EXERCISE:
In the material below, find every line with "保存并应用" and pull it out.

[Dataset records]

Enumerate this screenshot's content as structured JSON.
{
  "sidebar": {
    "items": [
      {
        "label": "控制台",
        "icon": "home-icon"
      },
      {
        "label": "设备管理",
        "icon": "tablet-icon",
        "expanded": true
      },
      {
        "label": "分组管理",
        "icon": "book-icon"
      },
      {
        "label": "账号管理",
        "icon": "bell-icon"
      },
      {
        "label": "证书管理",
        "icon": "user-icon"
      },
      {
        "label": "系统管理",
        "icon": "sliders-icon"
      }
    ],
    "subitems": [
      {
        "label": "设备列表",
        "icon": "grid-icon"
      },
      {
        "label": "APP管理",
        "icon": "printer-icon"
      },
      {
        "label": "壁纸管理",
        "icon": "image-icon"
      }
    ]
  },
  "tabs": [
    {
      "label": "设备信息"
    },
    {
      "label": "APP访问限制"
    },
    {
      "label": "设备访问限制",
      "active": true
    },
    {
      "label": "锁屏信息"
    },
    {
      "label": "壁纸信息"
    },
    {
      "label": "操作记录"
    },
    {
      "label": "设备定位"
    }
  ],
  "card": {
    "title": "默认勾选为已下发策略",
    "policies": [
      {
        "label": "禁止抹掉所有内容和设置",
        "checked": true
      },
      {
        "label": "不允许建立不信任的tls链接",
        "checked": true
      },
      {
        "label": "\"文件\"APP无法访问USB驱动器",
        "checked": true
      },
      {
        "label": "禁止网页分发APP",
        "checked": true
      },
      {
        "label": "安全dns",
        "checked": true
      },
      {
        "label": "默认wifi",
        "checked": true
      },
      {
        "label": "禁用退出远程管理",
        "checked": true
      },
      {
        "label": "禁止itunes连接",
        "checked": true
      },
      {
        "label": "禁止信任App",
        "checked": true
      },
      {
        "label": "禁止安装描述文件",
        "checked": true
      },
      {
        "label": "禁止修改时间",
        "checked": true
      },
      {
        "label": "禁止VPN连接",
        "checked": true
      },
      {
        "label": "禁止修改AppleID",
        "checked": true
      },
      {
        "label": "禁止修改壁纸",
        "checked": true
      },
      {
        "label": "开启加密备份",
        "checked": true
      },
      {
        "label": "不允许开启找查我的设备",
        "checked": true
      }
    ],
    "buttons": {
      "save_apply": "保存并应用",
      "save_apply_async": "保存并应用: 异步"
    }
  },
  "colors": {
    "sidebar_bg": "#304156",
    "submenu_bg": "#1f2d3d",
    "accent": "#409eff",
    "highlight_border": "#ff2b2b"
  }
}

TASK OUTPUT:
      "save_apply": "保存并应用",
      "save_apply_async": "保存并应用: 异步"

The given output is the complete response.